═══ TASK DATA ═══

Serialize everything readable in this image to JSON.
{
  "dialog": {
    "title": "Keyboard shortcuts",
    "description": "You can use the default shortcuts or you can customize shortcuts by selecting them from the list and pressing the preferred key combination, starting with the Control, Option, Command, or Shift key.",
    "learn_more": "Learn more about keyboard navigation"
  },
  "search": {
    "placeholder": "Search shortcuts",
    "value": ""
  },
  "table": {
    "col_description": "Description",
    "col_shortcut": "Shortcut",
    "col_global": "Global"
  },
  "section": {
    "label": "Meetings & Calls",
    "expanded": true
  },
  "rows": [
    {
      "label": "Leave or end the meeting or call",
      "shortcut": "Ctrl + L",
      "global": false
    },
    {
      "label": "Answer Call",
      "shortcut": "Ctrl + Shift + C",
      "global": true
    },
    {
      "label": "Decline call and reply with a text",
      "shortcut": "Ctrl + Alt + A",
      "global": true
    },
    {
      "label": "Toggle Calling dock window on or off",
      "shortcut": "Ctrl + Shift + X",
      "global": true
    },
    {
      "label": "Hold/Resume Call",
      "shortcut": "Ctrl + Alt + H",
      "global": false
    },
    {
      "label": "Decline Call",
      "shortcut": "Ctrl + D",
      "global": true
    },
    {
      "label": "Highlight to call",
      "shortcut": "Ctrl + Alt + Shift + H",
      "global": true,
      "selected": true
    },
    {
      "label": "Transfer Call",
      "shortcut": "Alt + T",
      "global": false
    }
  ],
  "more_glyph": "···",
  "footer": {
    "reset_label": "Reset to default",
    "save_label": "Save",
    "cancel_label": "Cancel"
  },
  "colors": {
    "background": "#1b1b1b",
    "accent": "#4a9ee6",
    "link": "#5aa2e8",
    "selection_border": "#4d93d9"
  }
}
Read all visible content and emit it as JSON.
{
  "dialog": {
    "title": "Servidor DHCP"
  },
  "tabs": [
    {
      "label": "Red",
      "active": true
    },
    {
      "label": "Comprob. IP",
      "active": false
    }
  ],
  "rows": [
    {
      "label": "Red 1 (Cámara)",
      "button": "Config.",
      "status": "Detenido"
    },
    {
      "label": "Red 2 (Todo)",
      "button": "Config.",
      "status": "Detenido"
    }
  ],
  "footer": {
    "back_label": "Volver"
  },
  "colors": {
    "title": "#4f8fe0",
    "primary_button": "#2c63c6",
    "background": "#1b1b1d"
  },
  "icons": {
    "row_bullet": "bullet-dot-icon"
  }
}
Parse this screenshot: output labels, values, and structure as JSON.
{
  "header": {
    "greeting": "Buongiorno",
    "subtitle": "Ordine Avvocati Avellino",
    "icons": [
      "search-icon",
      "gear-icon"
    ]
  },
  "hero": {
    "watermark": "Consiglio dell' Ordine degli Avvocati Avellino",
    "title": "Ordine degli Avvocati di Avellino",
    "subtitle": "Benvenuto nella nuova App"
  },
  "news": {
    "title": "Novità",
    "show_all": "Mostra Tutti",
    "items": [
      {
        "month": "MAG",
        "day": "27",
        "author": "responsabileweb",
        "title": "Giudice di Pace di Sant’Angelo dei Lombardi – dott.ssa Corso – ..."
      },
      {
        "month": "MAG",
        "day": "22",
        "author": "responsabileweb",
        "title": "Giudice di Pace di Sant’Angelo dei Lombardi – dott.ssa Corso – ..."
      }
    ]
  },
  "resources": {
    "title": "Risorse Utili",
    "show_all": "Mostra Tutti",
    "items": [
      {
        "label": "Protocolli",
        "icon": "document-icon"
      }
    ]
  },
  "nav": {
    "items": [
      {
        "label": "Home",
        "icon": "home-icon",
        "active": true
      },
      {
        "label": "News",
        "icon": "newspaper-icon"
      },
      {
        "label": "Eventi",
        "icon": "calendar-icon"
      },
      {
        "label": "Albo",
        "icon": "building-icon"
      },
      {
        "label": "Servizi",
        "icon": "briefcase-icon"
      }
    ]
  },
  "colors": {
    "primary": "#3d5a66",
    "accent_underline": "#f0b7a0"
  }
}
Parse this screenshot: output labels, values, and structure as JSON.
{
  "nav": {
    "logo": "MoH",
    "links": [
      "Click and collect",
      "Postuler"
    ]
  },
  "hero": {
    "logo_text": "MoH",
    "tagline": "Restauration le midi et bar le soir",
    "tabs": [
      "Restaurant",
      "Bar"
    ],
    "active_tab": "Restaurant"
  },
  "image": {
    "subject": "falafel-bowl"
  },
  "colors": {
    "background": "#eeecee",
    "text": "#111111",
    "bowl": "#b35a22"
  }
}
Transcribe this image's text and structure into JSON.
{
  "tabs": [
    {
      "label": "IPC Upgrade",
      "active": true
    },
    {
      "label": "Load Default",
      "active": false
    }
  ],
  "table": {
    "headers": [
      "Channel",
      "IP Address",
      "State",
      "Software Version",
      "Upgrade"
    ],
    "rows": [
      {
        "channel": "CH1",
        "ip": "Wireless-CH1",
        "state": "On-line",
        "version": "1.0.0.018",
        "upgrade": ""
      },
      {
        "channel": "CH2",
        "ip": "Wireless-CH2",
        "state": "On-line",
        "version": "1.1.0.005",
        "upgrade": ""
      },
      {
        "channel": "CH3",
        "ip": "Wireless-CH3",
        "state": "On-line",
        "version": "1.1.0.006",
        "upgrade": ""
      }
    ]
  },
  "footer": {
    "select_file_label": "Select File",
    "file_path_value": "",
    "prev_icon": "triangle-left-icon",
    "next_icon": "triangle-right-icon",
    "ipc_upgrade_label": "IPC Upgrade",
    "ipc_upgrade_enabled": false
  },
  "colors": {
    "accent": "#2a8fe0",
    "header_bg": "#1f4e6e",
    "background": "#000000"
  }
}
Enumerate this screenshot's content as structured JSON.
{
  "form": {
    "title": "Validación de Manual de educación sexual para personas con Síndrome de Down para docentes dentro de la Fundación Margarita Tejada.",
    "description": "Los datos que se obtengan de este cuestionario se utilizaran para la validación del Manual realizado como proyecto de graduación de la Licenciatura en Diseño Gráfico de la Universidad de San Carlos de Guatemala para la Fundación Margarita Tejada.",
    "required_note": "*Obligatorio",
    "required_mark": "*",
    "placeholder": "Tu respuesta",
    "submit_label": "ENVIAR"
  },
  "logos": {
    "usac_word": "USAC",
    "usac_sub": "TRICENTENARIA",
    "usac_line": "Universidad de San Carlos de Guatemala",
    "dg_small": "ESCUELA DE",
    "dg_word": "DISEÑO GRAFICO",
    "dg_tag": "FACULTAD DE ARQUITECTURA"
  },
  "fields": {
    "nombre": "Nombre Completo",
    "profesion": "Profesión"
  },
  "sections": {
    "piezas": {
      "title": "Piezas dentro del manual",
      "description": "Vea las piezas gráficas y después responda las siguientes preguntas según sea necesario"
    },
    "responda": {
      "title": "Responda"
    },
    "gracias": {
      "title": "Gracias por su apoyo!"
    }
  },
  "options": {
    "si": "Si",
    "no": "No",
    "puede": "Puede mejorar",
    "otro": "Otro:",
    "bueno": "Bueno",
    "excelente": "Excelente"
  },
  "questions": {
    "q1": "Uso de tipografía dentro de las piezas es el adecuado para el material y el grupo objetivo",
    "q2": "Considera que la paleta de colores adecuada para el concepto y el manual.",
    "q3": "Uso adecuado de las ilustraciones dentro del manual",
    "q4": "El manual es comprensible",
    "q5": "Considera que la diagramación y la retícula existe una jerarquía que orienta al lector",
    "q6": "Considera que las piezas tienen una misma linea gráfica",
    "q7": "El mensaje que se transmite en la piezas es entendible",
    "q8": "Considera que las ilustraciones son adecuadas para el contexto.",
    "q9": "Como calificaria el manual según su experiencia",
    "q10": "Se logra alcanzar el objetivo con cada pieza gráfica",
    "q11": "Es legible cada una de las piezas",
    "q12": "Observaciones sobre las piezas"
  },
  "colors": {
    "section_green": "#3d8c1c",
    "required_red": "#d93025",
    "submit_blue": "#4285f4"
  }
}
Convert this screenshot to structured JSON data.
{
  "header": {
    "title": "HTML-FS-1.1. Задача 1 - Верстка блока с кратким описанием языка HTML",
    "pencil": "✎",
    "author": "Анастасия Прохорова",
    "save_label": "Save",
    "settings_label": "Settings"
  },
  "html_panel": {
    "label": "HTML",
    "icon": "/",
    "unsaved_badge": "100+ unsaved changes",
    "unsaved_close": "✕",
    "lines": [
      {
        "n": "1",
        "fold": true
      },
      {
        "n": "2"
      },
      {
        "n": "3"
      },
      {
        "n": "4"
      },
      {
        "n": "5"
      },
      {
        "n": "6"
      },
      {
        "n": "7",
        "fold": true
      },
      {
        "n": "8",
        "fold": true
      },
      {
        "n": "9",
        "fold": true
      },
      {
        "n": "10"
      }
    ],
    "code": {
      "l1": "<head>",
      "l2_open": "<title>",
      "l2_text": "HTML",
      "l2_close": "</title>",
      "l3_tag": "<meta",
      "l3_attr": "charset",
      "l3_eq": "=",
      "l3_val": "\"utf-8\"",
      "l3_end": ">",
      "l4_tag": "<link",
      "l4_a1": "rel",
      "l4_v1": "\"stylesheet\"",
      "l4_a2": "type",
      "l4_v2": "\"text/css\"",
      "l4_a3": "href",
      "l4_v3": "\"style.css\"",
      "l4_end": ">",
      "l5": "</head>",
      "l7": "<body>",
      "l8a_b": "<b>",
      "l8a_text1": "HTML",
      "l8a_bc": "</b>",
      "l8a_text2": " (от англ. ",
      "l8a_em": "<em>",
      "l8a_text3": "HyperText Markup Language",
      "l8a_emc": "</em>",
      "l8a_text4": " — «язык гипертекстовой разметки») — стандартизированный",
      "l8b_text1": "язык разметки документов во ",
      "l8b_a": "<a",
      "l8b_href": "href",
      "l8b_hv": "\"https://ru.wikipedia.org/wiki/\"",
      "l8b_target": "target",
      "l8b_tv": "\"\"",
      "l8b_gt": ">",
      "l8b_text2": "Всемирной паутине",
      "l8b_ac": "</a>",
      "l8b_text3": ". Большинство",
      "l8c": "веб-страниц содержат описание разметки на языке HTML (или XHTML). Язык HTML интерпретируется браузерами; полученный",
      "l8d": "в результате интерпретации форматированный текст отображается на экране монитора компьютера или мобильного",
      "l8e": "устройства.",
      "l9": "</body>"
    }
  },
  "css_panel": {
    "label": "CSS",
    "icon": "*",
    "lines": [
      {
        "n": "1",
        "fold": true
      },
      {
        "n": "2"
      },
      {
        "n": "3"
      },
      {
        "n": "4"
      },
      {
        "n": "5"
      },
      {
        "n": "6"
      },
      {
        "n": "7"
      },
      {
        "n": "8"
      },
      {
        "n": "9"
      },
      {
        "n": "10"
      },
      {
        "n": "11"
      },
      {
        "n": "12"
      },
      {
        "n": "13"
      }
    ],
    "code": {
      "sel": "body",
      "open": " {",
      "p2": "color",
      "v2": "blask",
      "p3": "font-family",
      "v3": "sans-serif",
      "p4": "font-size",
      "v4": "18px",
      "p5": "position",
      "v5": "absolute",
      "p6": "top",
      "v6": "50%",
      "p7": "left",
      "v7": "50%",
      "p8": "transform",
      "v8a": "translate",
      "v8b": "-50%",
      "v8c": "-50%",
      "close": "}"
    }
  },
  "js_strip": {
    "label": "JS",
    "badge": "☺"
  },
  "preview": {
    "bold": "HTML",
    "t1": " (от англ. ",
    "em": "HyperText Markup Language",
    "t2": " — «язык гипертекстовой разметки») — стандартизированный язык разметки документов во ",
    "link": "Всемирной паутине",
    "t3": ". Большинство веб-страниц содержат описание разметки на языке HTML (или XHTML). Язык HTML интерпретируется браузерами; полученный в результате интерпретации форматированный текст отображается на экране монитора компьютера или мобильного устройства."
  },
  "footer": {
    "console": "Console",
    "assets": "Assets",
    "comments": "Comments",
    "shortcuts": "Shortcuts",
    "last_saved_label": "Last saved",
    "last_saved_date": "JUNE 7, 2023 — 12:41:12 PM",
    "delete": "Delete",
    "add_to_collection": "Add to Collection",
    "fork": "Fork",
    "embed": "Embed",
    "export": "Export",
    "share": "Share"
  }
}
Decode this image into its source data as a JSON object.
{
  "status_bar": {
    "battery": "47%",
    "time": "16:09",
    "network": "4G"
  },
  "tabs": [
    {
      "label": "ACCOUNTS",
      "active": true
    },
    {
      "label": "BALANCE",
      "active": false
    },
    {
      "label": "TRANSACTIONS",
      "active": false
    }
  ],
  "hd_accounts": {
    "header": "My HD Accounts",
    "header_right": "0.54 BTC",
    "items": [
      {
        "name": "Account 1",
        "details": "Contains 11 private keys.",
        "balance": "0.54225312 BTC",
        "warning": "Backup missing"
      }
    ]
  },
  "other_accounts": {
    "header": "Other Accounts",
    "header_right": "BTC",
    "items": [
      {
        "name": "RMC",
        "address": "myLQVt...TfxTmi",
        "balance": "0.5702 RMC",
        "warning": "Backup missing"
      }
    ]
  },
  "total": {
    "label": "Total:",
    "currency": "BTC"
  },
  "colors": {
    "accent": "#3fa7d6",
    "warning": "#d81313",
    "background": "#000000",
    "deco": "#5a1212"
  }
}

═══

- WRITTEN PROBLEM -
Your answer should be a single number: how many lines in the data above include "Fundación"?

- ANSWER FOR THE TASK -
2